Start of TASK INPUT

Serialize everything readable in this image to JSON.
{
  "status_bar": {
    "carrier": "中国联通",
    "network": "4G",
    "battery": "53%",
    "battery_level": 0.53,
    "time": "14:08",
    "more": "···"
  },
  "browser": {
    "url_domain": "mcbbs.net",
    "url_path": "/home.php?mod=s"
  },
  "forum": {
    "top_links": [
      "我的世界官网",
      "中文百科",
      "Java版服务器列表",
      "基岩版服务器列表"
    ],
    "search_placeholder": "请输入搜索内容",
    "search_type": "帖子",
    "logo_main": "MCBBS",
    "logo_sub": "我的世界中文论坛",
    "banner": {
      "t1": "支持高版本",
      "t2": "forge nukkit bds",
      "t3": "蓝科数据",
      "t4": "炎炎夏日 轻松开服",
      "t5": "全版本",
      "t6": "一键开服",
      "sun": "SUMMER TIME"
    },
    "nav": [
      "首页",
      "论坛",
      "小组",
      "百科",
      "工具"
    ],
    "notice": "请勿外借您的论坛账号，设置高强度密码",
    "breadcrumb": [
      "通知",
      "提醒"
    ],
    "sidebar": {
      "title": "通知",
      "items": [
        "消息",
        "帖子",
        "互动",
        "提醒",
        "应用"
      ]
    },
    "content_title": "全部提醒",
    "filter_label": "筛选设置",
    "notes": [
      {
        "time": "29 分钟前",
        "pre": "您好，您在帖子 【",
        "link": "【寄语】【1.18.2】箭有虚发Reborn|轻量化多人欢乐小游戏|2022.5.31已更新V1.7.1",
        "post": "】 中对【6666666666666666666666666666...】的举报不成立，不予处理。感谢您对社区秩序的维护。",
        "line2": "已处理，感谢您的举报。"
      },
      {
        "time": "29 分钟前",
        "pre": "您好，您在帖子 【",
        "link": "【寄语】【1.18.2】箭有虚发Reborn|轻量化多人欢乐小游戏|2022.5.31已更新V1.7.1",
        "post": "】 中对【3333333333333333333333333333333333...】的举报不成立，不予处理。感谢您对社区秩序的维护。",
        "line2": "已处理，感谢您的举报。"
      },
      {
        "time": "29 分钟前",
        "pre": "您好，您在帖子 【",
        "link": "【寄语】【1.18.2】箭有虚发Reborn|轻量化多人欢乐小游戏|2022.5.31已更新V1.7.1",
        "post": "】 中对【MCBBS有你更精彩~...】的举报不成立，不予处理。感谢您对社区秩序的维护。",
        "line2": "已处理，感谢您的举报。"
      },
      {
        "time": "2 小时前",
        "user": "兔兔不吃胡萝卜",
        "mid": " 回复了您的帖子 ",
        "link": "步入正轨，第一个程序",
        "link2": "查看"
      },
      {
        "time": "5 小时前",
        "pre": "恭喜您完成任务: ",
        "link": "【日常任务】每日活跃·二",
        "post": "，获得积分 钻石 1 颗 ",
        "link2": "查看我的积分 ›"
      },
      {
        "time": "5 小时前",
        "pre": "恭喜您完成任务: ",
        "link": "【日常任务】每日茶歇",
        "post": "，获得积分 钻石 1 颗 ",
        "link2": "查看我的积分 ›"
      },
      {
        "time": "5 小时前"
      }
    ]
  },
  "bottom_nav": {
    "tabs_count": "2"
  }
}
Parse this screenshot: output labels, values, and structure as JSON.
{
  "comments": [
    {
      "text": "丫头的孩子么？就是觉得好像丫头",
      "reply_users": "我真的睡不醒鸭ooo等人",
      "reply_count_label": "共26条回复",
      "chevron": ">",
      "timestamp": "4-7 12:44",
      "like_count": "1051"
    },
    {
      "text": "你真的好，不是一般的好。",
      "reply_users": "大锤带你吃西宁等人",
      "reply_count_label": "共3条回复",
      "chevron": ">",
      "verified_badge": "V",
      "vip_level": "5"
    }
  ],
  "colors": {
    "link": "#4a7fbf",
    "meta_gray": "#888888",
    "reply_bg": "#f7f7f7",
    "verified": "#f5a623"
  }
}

End of TASK INPUT

DIRECTIVE: Print all of the entries exactly as they are written.

SOLUTION:
Serialize everything readable in this image to JSON.
{
  "status_bar": {
    "carrier": "中国联通",
    "network": "4G",
    "battery": "53%",
    "battery_level": 0.53,
    "time": "14:08",
    "more": "···"
  },
  "browser": {
    "url_domain": "mcbbs.net",
    "url_path": "/home.php?mod=s"
  },
  "forum": {
    "top_links": [
      "我的世界官网",
      "中文百科",
      "Java版服务器列表",
      "基岩版服务器列表"
    ],
    "search_placeholder": "请输入搜索内容",
    "search_type": "帖子",
    "logo_main": "MCBBS",
    "logo_sub": "我的世界中文论坛",
    "banner": {
      "t1": "支持高版本",
      "t2": "forge nukkit bds",
      "t3": "蓝科数据",
      "t4": "炎炎夏日 轻松开服",
      "t5": "全版本",
      "t6": "一键开服",
      "sun": "SUMMER TIME"
    },
    "nav": [
      "首页",
      "论坛",
      "小组",
      "百科",
      "工具"
    ],
    "notice": "请勿外借您的论坛账号，设置高强度密码",
    "breadcrumb": [
      "通知",
      "提醒"
    ],
    "sidebar": {
      "title": "通知",
      "items": [
        "消息",
        "帖子",
        "互动",
        "提醒",
        "应用"
      ]
    },
    "content_title": "全部提醒",
    "filter_label": "筛选设置",
    "notes": [
      {
        "time": "29 分钟前",
        "pre": "您好，您在帖子 【",
        "link": "【寄语】【1.18.2】箭有虚发Reborn|轻量化多人欢乐小游戏|2022.5.31已更新V1.7.1",
        "post": "】 中对【6666666666666666666666666666...】的举报不成立，不予处理。感谢您对社区秩序的维护。",
        "line2": "已处理，感谢您的举报。"
      },
      {
        "time": "29 分钟前",
        "pre": "您好，您在帖子 【",
        "link": "【寄语】【1.18.2】箭有虚发Reborn|轻量化多人欢乐小游戏|2022.5.31已更新V1.7.1",
        "post": "】 中对【3333333333333333333333333333333333...】的举报不成立，不予处理。感谢您对社区秩序的维护。",
        "line2": "已处理，感谢您的举报。"
      },
      {
        "time": "29 分钟前",
        "pre": "您好，您在帖子 【",
        "link": "【寄语】【1.18.2】箭有虚发Reborn|轻量化多人欢乐小游戏|2022.5.31已更新V1.7.1",
        "post": "】 中对【MCBBS有你更精彩~...】的举报不成立，不予处理。感谢您对社区秩序的维护。",
        "line2": "已处理，感谢您的举报。"
      },
      {
        "time": "2 小时前",
        "user": "兔兔不吃胡萝卜",
        "mid": " 回复了您的帖子 ",
        "link": "步入正轨，第一个程序",
        "link2": "查看"
      },
      {
        "time": "5 小时前",
        "pre": "恭喜您完成任务: ",
        "link": "【日常任务】每日活跃·二",
        "post": "，获得积分 钻石 1 颗 ",
        "link2": "查看我的积分 ›"
      },
      {
        "time": "5 小时前",
        "pre": "恭喜您完成任务: ",
        "link": "【日常任务】每日茶歇",
        "post": "，获得积分 钻石 1 颗 ",
        "link2": "查看我的积分 ›"
      },
      {
        "time": "5 小时前"
      }
    ]
  },
  "bottom_nav": {
    "tabs_count": "2"
  }
}
Parse this screenshot: output labels, values, and structure as JSON.
{
  "comments": [
    {
      "text": "丫头的孩子么？就是觉得好像丫头",
      "reply_users": "我真的睡不醒鸭ooo等人",
      "reply_count_label": "共26条回复",
      "chevron": ">",
      "timestamp": "4-7 12:44",
      "like_count": "1051"
    },
    {
      "text": "你真的好，不是一般的好。",
      "reply_users": "大锤带你吃西宁等人",
      "reply_count_label": "共3条回复",
      "chevron": ">",
      "verified_badge": "V",
      "vip_level": "5"
    }
  ],
  "colors": {
    "link": "#4a7fbf",
    "meta_gray": "#888888",
    "reply_bg": "#f7f7f7",
    "verified": "#f5a623"
  }
}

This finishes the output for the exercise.